SHORT PROBLEM: Write the data out again in full, with no departure from the original.

INFORMATION PROVIDED:
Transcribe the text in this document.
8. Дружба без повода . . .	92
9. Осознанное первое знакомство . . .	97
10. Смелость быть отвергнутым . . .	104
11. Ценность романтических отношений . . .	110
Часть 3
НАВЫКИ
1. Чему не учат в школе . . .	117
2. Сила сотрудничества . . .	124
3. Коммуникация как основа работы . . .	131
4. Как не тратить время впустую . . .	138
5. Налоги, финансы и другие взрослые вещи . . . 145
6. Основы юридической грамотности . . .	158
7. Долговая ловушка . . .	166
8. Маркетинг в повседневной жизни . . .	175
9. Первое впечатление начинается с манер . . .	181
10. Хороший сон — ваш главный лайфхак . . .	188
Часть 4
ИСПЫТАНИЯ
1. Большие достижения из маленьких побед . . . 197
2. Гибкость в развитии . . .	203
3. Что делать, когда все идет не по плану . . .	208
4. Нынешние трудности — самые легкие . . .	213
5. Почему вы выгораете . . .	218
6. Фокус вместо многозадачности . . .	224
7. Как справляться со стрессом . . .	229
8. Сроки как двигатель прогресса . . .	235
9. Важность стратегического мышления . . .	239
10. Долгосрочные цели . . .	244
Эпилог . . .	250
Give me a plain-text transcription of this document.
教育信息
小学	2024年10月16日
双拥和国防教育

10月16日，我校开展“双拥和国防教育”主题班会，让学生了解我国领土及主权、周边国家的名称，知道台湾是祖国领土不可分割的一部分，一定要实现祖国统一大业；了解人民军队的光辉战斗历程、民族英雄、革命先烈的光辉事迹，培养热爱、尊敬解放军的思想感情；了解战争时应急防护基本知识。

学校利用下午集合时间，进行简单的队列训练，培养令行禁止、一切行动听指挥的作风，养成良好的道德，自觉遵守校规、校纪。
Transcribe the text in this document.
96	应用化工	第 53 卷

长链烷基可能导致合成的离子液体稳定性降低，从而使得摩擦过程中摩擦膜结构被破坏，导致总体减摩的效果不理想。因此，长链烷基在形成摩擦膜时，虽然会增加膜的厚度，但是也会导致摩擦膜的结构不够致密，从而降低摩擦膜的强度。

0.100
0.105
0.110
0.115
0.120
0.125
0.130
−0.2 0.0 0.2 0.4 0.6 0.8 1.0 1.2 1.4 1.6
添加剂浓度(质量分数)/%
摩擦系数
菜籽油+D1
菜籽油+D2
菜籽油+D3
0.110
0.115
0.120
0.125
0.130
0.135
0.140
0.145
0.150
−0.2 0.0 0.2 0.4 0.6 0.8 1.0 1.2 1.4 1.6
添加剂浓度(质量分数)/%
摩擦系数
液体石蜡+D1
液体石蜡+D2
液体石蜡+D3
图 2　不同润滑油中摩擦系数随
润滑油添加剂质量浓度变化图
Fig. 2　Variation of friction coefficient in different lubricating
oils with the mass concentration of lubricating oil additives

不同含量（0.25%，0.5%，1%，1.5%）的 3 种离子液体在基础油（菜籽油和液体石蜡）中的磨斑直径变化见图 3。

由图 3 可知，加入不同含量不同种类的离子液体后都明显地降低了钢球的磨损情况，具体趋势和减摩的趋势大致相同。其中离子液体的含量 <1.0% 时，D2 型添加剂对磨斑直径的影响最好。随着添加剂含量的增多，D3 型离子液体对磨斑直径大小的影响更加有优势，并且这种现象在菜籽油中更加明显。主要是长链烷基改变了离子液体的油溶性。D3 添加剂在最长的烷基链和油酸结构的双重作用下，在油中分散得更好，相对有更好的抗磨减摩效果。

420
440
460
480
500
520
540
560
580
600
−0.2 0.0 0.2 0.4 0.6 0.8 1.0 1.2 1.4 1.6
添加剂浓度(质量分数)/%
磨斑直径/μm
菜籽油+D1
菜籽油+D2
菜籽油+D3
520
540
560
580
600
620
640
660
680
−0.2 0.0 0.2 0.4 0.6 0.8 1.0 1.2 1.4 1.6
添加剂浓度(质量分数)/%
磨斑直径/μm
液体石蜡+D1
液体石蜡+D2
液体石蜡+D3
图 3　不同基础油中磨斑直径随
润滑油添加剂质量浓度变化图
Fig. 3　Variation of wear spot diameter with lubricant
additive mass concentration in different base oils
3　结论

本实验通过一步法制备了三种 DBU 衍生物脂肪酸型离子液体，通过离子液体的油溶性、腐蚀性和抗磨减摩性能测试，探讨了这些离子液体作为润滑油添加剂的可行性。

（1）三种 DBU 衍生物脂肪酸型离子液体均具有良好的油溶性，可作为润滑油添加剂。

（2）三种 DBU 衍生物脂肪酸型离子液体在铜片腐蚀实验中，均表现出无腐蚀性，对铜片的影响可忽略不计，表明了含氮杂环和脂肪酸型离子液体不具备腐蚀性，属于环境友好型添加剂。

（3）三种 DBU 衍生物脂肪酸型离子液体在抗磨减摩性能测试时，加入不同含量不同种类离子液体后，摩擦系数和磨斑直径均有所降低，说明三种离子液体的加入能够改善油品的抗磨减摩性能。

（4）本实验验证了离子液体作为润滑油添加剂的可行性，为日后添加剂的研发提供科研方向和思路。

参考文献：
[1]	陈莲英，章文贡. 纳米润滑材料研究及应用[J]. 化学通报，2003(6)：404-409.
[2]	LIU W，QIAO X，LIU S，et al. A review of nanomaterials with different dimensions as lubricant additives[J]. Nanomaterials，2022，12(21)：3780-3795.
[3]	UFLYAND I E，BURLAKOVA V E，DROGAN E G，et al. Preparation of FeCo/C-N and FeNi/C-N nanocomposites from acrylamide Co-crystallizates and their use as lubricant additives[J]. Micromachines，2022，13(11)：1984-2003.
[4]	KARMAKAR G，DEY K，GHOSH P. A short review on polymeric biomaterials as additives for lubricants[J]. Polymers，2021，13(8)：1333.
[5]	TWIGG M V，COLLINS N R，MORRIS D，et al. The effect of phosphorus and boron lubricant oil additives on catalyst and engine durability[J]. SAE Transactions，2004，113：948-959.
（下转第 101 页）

FULL SOLUTION:
Transcribe the text in this document.
8. Дружба без повода . . .	92
9. Осознанное первое знакомство . . .	97
10. Смелость быть отвергнутым . . .	104
11. Ценность романтических отношений . . .	110
Часть 3
НАВЫКИ
1. Чему не учат в школе . . .	117
2. Сила сотрудничества . . .	124
3. Коммуникация как основа работы . . .	131
4. Как не тратить время впустую . . .	138
5. Налоги, финансы и другие взрослые вещи . . . 145
6. Основы юридической грамотности . . .	158
7. Долговая ловушка . . .	166
8. Маркетинг в повседневной жизни . . .	175
9. Первое впечатление начинается с манер . . .	181
10. Хороший сон — ваш главный лайфхак . . .	188
Часть 4
ИСПЫТАНИЯ
1. Большие достижения из маленьких побед . . . 197
2. Гибкость в развитии . . .	203
3. Что делать, когда все идет не по плану . . .	208
4. Нынешние трудности — самые легкие . . .	213
5. Почему вы выгораете . . .	218
6. Фокус вместо многозадачности . . .	224
7. Как справляться со стрессом . . .	229
8. Сроки как двигатель прогресса . . .	235
9. Важность стратегического мышления . . .	239
10. Долгосрочные цели . . .	244
Эпилог . . .	250
Give me a plain-text transcription of this document.
教育信息
小学	2024年10月16日
双拥和国防教育

10月16日，我校开展“双拥和国防教育”主题班会，让学生了解我国领土及主权、周边国家的名称，知道台湾是祖国领土不可分割的一部分，一定要实现祖国统一大业；了解人民军队的光辉战斗历程、民族英雄、革命先烈的光辉事迹，培养热爱、尊敬解放军的思想感情；了解战争时应急防护基本知识。

学校利用下午集合时间，进行简单的队列训练，培养令行禁止、一切行动听指挥的作风，养成良好的道德，自觉遵守校规、校纪。
Transcribe the text in this document.
96	应用化工	第 53 卷

长链烷基可能导致合成的离子液体稳定性降低，从而使得摩擦过程中摩擦膜结构被破坏，导致总体减摩的效果不理想。因此，长链烷基在形成摩擦膜时，虽然会增加膜的厚度，但是也会导致摩擦膜的结构不够致密，从而降低摩擦膜的强度。

0.100
0.105
0.110
0.115
0.120
0.125
0.130
−0.2 0.0 0.2 0.4 0.6 0.8 1.0 1.2 1.4 1.6
添加剂浓度(质量分数)/%
摩擦系数
菜籽油+D1
菜籽油+D2
菜籽油+D3
0.110
0.115
0.120
0.125
0.130
0.135
0.140
0.145
0.150
−0.2 0.0 0.2 0.4 0.6 0.8 1.0 1.2 1.4 1.6
添加剂浓度(质量分数)/%
摩擦系数
液体石蜡+D1
液体石蜡+D2
液体石蜡+D3
图 2　不同润滑油中摩擦系数随
润滑油添加剂质量浓度变化图
Fig. 2　Variation of friction coefficient in different lubricating
oils with the mass concentration of lubricating oil additives

不同含量（0.25%，0.5%，1%，1.5%）的 3 种离子液体在基础油（菜籽油和液体石蜡）中的磨斑直径变化见图 3。

由图 3 可知，加入不同含量不同种类的离子液体后都明显地降低了钢球的磨损情况，具体趋势和减摩的趋势大致相同。其中离子液体的含量 <1.0% 时，D2 型添加剂对磨斑直径的影响最好。随着添加剂含量的增多，D3 型离子液体对磨斑直径大小的影响更加有优势，并且这种现象在菜籽油中更加明显。主要是长链烷基改变了离子液体的油溶性。D3 添加剂在最长的烷基链和油酸结构的双重作用下，在油中分散得更好，相对有更好的抗磨减摩效果。

420
440
460
480
500
520
540
560
580
600
−0.2 0.0 0.2 0.4 0.6 0.8 1.0 1.2 1.4 1.6
添加剂浓度(质量分数)/%
磨斑直径/μm
菜籽油+D1
菜籽油+D2
菜籽油+D3
520
540
560
580
600
620
640
660
680
−0.2 0.0 0.2 0.4 0.6 0.8 1.0 1.2 1.4 1.6
添加剂浓度(质量分数)/%
磨斑直径/μm
液体石蜡+D1
液体石蜡+D2
液体石蜡+D3
图 3　不同基础油中磨斑直径随
润滑油添加剂质量浓度变化图
Fig. 3　Variation of wear spot diameter with lubricant
additive mass concentration in different base oils
3　结论

本实验通过一步法制备了三种 DBU 衍生物脂肪酸型离子液体，通过离子液体的油溶性、腐蚀性和抗磨减摩性能测试，探讨了这些离子液体作为润滑油添加剂的可行性。

（1）三种 DBU 衍生物脂肪酸型离子液体均具有良好的油溶性，可作为润滑油添加剂。

（2）三种 DBU 衍生物脂肪酸型离子液体在铜片腐蚀实验中，均表现出无腐蚀性，对铜片的影响可忽略不计，表明了含氮杂环和脂肪酸型离子液体不具备腐蚀性，属于环境友好型添加剂。

（3）三种 DBU 衍生物脂肪酸型离子液体在抗磨减摩性能测试时，加入不同含量不同种类离子液体后，摩擦系数和磨斑直径均有所降低，说明三种离子液体的加入能够改善油品的抗磨减摩性能。

（4）本实验验证了离子液体作为润滑油添加剂的可行性，为日后添加剂的研发提供科研方向和思路。

参考文献：
[1]	陈莲英，章文贡. 纳米润滑材料研究及应用[J]. 化学通报，2003(6)：404-409.
[2]	LIU W，QIAO X，LIU S，et al. A review of nanomaterials with different dimensions as lubricant additives[J]. Nanomaterials，2022，12(21)：3780-3795.
[3]	UFLYAND I E，BURLAKOVA V E，DROGAN E G，et al. Preparation of FeCo/C-N and FeNi/C-N nanocomposites from acrylamide Co-crystallizates and their use as lubricant additives[J]. Micromachines，2022，13(11)：1984-2003.
[4]	KARMAKAR G，DEY K，GHOSH P. A short review on polymeric biomaterials as additives for lubricants[J]. Polymers，2021，13(8)：1333.
[5]	TWIGG M V，COLLINS N R，MORRIS D，et al. The effect of phosphorus and boron lubricant oil additives on catalyst and engine durability[J]. SAE Transactions，2004，113：948-959.
（下转第 101 页）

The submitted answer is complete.